* Required work
Your task is to transcribe all the entries exactly, excluding pictures.

* Input material
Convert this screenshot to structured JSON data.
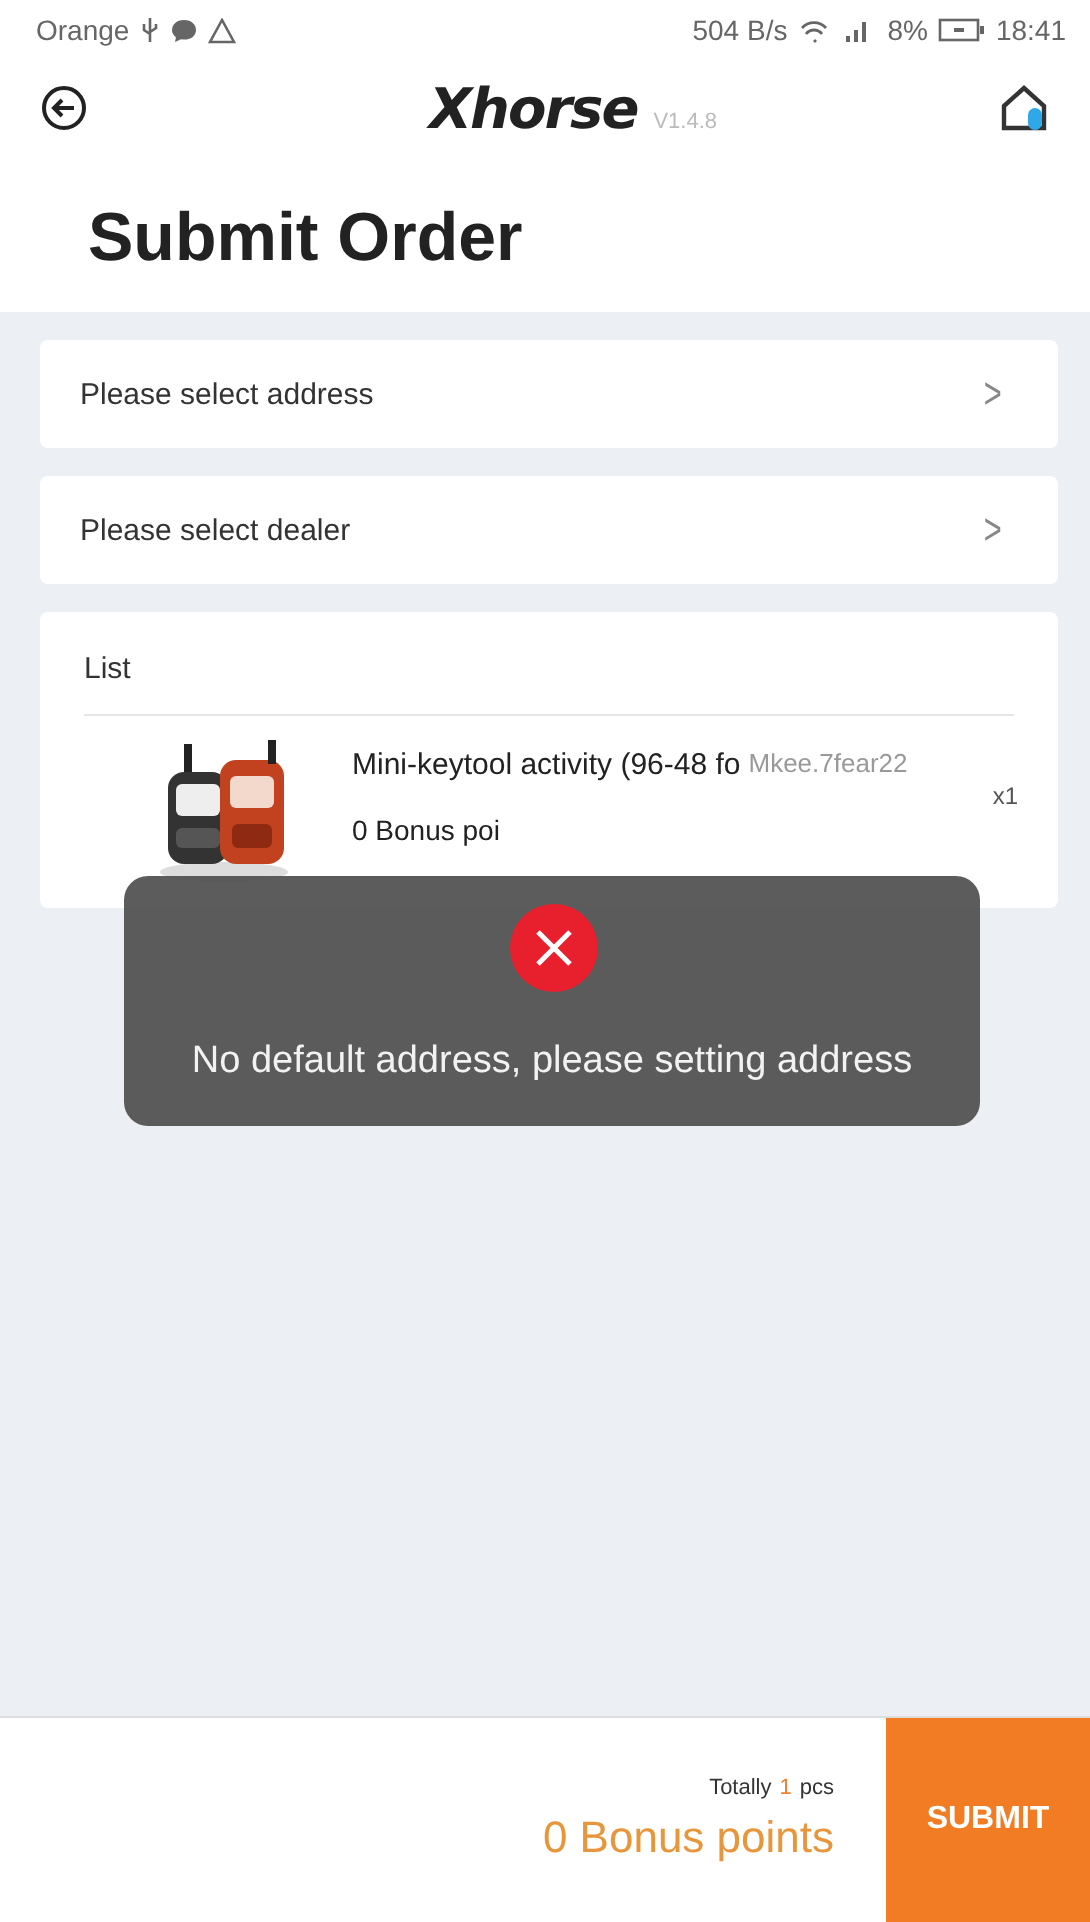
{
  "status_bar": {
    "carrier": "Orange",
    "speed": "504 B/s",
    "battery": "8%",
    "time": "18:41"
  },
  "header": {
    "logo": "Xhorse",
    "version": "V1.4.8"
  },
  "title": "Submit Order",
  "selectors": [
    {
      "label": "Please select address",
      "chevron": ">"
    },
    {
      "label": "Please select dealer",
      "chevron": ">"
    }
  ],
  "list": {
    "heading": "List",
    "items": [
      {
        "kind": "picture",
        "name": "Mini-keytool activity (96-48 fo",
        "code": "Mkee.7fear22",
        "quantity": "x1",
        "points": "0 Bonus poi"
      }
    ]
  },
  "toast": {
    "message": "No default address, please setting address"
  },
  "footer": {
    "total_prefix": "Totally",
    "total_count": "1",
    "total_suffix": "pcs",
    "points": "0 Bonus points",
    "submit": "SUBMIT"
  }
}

* Task solution
Convert this screenshot to structured JSON data.
{
  "status_bar": {
    "carrier": "Orange",
    "speed": "504 B/s",
    "battery": "8%",
    "time": "18:41"
  },
  "header": {
    "logo": "Xhorse",
    "version": "V1.4.8"
  },
  "title": "Submit Order",
  "selectors": [
    {
      "label": "Please select address",
      "chevron": ">"
    },
    {
      "label": "Please select dealer",
      "chevron": ">"
    }
  ],
  "list": {
    "heading": "List",
    "items": [
      {
        "kind": "picture",
        "name": "Mini-keytool activity (96-48 fo",
        "code": "Mkee.7fear22",
        "quantity": "x1",
        "points": "0 Bonus poi"
      }
    ]
  },
  "toast": {
    "message": "No default address, please setting address"
  },
  "footer": {
    "total_prefix": "Totally",
    "total_count": "1",
    "total_suffix": "pcs",
    "points": "0 Bonus points",
    "submit": "SUBMIT"
  }
}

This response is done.